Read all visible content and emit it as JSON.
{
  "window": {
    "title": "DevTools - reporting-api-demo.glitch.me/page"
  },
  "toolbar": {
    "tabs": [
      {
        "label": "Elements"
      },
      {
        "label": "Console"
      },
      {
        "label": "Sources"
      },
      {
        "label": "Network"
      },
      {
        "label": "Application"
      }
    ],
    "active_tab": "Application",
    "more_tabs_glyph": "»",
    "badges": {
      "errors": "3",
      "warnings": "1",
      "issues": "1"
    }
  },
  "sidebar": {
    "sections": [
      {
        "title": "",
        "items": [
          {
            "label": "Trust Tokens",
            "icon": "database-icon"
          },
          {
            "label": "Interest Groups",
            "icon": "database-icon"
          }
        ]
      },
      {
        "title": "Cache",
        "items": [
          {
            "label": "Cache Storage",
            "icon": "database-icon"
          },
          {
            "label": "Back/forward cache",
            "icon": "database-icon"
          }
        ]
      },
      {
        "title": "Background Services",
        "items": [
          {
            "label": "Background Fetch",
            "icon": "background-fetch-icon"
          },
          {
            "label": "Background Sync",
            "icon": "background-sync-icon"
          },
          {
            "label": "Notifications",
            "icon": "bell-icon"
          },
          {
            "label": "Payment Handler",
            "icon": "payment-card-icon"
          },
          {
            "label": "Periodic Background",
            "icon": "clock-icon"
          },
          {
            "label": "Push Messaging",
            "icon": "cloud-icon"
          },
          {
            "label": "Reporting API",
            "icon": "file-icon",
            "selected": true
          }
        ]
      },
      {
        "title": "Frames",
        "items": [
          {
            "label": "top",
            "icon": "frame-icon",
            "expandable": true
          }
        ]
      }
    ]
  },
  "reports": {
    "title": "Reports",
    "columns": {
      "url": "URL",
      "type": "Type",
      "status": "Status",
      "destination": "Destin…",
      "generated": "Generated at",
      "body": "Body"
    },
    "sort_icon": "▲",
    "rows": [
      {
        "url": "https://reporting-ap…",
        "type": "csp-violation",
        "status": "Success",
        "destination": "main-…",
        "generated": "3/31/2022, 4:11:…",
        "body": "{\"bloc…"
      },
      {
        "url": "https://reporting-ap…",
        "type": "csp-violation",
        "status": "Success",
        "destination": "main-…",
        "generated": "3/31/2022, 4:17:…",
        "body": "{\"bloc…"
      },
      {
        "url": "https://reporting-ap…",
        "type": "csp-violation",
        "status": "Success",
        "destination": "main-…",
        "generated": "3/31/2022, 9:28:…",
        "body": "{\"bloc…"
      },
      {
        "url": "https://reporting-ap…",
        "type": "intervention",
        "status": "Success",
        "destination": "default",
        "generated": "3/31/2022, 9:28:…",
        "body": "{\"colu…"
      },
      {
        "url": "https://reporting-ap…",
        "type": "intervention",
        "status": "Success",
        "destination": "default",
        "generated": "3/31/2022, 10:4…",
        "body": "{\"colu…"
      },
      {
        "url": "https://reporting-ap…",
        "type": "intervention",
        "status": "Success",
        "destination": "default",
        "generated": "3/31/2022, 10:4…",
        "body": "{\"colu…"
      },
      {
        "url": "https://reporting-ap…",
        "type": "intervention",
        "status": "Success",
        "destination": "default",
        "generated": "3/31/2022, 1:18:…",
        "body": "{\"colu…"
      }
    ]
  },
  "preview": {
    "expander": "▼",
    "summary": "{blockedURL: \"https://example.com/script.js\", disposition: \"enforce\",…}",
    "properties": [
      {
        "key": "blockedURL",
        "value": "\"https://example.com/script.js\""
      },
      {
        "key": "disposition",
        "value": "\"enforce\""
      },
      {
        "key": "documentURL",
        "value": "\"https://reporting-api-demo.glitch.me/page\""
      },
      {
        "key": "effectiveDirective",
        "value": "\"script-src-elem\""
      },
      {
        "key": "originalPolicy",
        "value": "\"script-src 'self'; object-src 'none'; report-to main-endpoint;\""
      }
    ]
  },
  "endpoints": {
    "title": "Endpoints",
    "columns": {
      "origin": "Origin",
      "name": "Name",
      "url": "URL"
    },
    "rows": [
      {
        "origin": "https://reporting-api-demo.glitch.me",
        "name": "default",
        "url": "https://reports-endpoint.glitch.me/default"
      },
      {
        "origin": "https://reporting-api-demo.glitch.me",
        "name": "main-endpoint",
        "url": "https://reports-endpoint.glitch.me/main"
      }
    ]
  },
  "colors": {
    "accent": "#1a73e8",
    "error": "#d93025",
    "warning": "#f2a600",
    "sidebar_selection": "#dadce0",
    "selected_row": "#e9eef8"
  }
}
# # # # # # #
Retype all of the material above with every character intact.

Read all visible content and emit it as JSON.
{
  "window": {
    "title": "DevTools - reporting-api-demo.glitch.me/page"
  },
  "toolbar": {
    "tabs": [
      {
        "label": "Elements"
      },
      {
        "label": "Console"
      },
      {
        "label": "Sources"
      },
      {
        "label": "Network"
      },
      {
        "label": "Application"
      }
    ],
    "active_tab": "Application",
    "more_tabs_glyph": "»",
    "badges": {
      "errors": "3",
      "warnings": "1",
      "issues": "1"
    }
  },
  "sidebar": {
    "sections": [
      {
        "title": "",
        "items": [
          {
            "label": "Trust Tokens",
            "icon": "database-icon"
          },
          {
            "label": "Interest Groups",
            "icon": "database-icon"
          }
        ]
      },
      {
        "title": "Cache",
        "items": [
          {
            "label": "Cache Storage",
            "icon": "database-icon"
          },
          {
            "label": "Back/forward cache",
            "icon": "database-icon"
          }
        ]
      },
      {
        "title": "Background Services",
        "items": [
          {
            "label": "Background Fetch",
            "icon": "background-fetch-icon"
          },
          {
            "label": "Background Sync",
            "icon": "background-sync-icon"
          },
          {
            "label": "Notifications",
            "icon": "bell-icon"
          },
          {
            "label": "Payment Handler",
            "icon": "payment-card-icon"
          },
          {
            "label": "Periodic Background",
            "icon": "clock-icon"
          },
          {
            "label": "Push Messaging",
            "icon": "cloud-icon"
          },
          {
            "label": "Reporting API",
            "icon": "file-icon",
            "selected": true
          }
        ]
      },
      {
        "title": "Frames",
        "items": [
          {
            "label": "top",
            "icon": "frame-icon",
            "expandable": true
          }
        ]
      }
    ]
  },
  "reports": {
    "title": "Reports",
    "columns": {
      "url": "URL",
      "type": "Type",
      "status": "Status",
      "destination": "Destin…",
      "generated": "Generated at",
      "body": "Body"
    },
    "sort_icon": "▲",
    "rows": [
      {
        "url": "https://reporting-ap…",
        "type": "csp-violation",
        "status": "Success",
        "destination": "main-…",
        "generated": "3/31/2022, 4:11:…",
        "body": "{\"bloc…"
      },
      {
        "url": "https://reporting-ap…",
        "type": "csp-violation",
        "status": "Success",
        "destination": "main-…",
        "generated": "3/31/2022, 4:17:…",
        "body": "{\"bloc…"
      },
      {
        "url": "https://reporting-ap…",
        "type": "csp-violation",
        "status": "Success",
        "destination": "main-…",
        "generated": "3/31/2022, 9:28:…",
        "body": "{\"bloc…"
      },
      {
        "url": "https://reporting-ap…",
        "type": "intervention",
        "status": "Success",
        "destination": "default",
        "generated": "3/31/2022, 9:28:…",
        "body": "{\"colu…"
      },
      {
        "url": "https://reporting-ap…",
        "type": "intervention",
        "status": "Success",
        "destination": "default",
        "generated": "3/31/2022, 10:4…",
        "body": "{\"colu…"
      },
      {
        "url": "https://reporting-ap…",
        "type": "intervention",
        "status": "Success",
        "destination": "default",
        "generated": "3/31/2022, 10:4…",
        "body": "{\"colu…"
      },
      {
        "url": "https://reporting-ap…",
        "type": "intervention",
        "status": "Success",
        "destination": "default",
        "generated": "3/31/2022, 1:18:…",
        "body": "{\"colu…"
      }
    ]
  },
  "preview": {
    "expander": "▼",
    "summary": "{blockedURL: \"https://example.com/script.js\", disposition: \"enforce\",…}",
    "properties": [
      {
        "key": "blockedURL",
        "value": "\"https://example.com/script.js\""
      },
      {
        "key": "disposition",
        "value": "\"enforce\""
      },
      {
        "key": "documentURL",
        "value": "\"https://reporting-api-demo.glitch.me/page\""
      },
      {
        "key": "effectiveDirective",
        "value": "\"script-src-elem\""
      },
      {
        "key": "originalPolicy",
        "value": "\"script-src 'self'; object-src 'none'; report-to main-endpoint;\""
      }
    ]
  },
  "endpoints": {
    "title": "Endpoints",
    "columns": {
      "origin": "Origin",
      "name": "Name",
      "url": "URL"
    },
    "rows": [
      {
        "origin": "https://reporting-api-demo.glitch.me",
        "name": "default",
        "url": "https://reports-endpoint.glitch.me/default"
      },
      {
        "origin": "https://reporting-api-demo.glitch.me",
        "name": "main-endpoint",
        "url": "https://reports-endpoint.glitch.me/main"
      }
    ]
  },
  "colors": {
    "accent": "#1a73e8",
    "error": "#d93025",
    "warning": "#f2a600",
    "sidebar_selection": "#dadce0",
    "selected_row": "#e9eef8"
  }
}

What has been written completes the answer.